_Request_:
Copy all of the material word for word, except for the pictures.

_Data to process_:

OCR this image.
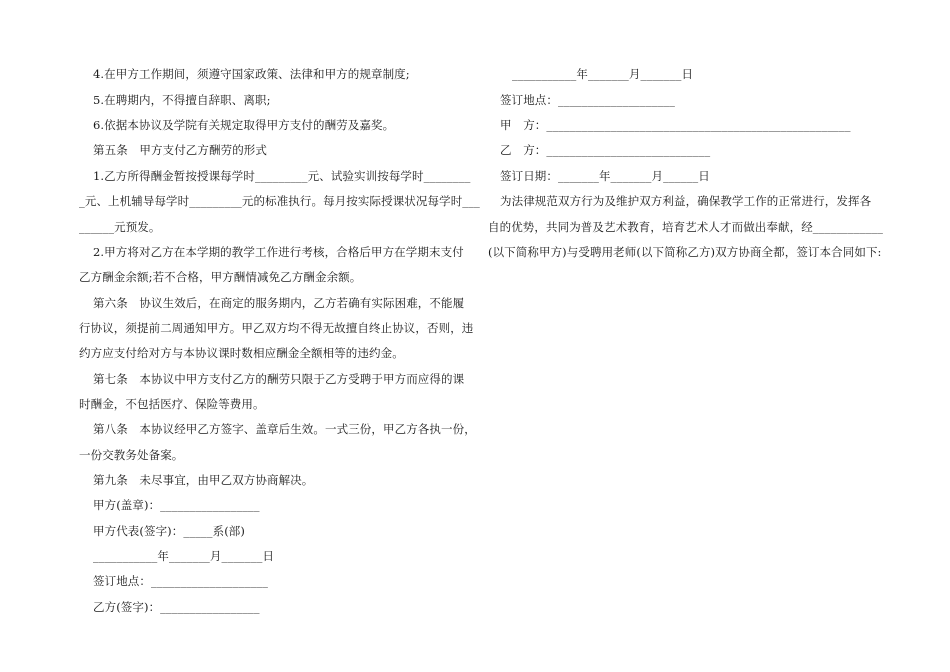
4.在甲方工作期间，须遵守国家政策、法律和甲方的规章制度;
5.在聘期内，不得擅自辞职、离职;
6.依据本协议及学院有关规定取得甲方支付的酬劳及嘉奖。
第五条　甲方支付乙方酬劳的形式
1.乙方所得酬金暂按授课每学时_________元、试验实训按每学时________
_元、上机辅导每学时_________元的标准执行。每月按实际授课状况每学时___
______元预发。
2.甲方将对乙方在本学期的教学工作进行考核，合格后甲方在学期末支付
乙方酬金余额;若不合格，甲方酬情减免乙方酬金余额。
第六条　协议生效后，在商定的服务期内，乙方若确有实际困难，不能履
行协议，须提前二周通知甲方。甲乙双方均不得无故擅自终止协议，否则，违
约方应支付给对方与本协议课时数相应酬金全额相等的违约金。
第七条　本协议中甲方支付乙方的酬劳只限于乙方受聘于甲方而应得的课
时酬金，不包括医疗、保险等费用。
第八条　本协议经甲乙方签字、盖章后生效。一式三份，甲乙方各执一份，
一份交教务处备案。
第九条　未尽事宜，由甲乙双方协商解决。
甲方(盖章)：_________________
甲方代表(签字)：_____系(部)
___________年_______月_______日
签订地点：____________________
乙方(签字)：_________________
___________年_______月_______日
签订地点：____________________
甲　方：____________________________________________________
乙　方：____________________________
签订日期：_______年_______月______日
为法律规范双方行为及维护双方利益，确保教学工作的正常进行，发挥各
自的优势，共同为普及艺术教育，培育艺术人才而做出奉献，经____________
(以下简称甲方)与受聘用老师(以下简称乙方)双方协商全都，签订本合同如下:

_Output_:
OCR this image.
4.在甲方工作期间，须遵守国家政策、法律和甲方的规章制度;
5.在聘期内，不得擅自辞职、离职;
6.依据本协议及学院有关规定取得甲方支付的酬劳及嘉奖。
第五条　甲方支付乙方酬劳的形式
1.乙方所得酬金暂按授课每学时_________元、试验实训按每学时________
_元、上机辅导每学时_________元的标准执行。每月按实际授课状况每学时___
______元预发。
2.甲方将对乙方在本学期的教学工作进行考核，合格后甲方在学期末支付
乙方酬金余额;若不合格，甲方酬情减免乙方酬金余额。
第六条　协议生效后，在商定的服务期内，乙方若确有实际困难，不能履
行协议，须提前二周通知甲方。甲乙双方均不得无故擅自终止协议，否则，违
约方应支付给对方与本协议课时数相应酬金全额相等的违约金。
第七条　本协议中甲方支付乙方的酬劳只限于乙方受聘于甲方而应得的课
时酬金，不包括医疗、保险等费用。
第八条　本协议经甲乙方签字、盖章后生效。一式三份，甲乙方各执一份，
一份交教务处备案。
第九条　未尽事宜，由甲乙双方协商解决。
甲方(盖章)：_________________
甲方代表(签字)：_____系(部)
___________年_______月_______日
签订地点：____________________
乙方(签字)：_________________
___________年_______月_______日
签订地点：____________________
甲　方：____________________________________________________
乙　方：____________________________
签订日期：_______年_______月______日
为法律规范双方行为及维护双方利益，确保教学工作的正常进行，发挥各
自的优势，共同为普及艺术教育，培育艺术人才而做出奉献，经____________
(以下简称甲方)与受聘用老师(以下简称乙方)双方协商全都，签订本合同如下:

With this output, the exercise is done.